◆ INSTRUCTION:
Repeat the data that follows, word for word, without the images.

(begin)

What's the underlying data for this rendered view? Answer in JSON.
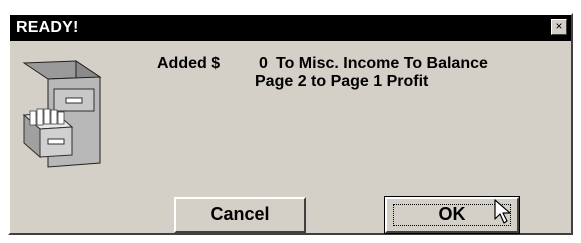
{
  "window": {
    "title": "READY!",
    "close_glyph": "×"
  },
  "message": {
    "prefix": "Added $",
    "amount": "0",
    "line1_rest": "To Misc. Income To Balance",
    "line2": "Page 2 to Page 1 Profit"
  },
  "buttons": {
    "cancel_label": "Cancel",
    "ok_label": "OK"
  },
  "icons": {
    "main": "file-cabinet-icon",
    "cursor": "mouse-pointer-icon",
    "close": "close-icon"
  },
  "colors": {
    "titlebar": "#000000",
    "dialog_bg": "#d4d0c8",
    "text": "#000000"
  }
}
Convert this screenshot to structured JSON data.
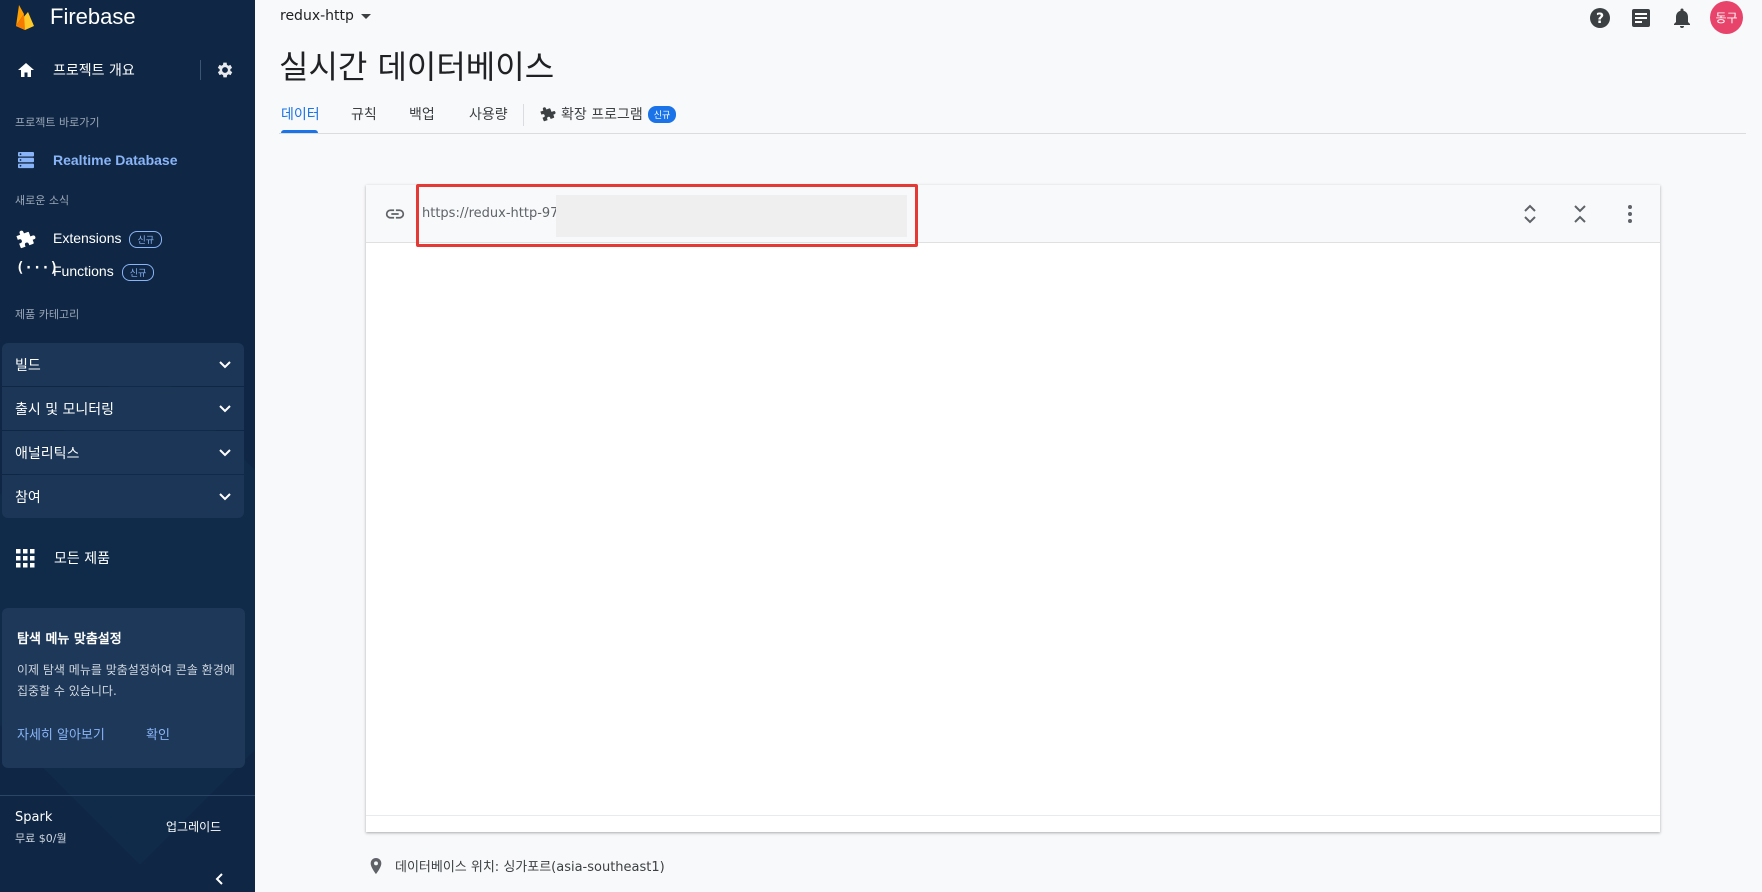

(end)

◆ EXPECTED ANSWER:
What's the underlying data for this rendered view? Answer in JSON.
{
  "window": {
    "title": "READY!",
    "close_glyph": "×"
  },
  "message": {
    "prefix": "Added $",
    "amount": "0",
    "line1_rest": "To Misc. Income To Balance",
    "line2": "Page 2 to Page 1 Profit"
  },
  "buttons": {
    "cancel_label": "Cancel",
    "ok_label": "OK"
  },
  "icons": {
    "main": "file-cabinet-icon",
    "cursor": "mouse-pointer-icon",
    "close": "close-icon"
  },
  "colors": {
    "titlebar": "#000000",
    "dialog_bg": "#d4d0c8",
    "text": "#000000"
  }
}
Convert this screenshot to structured JSON data.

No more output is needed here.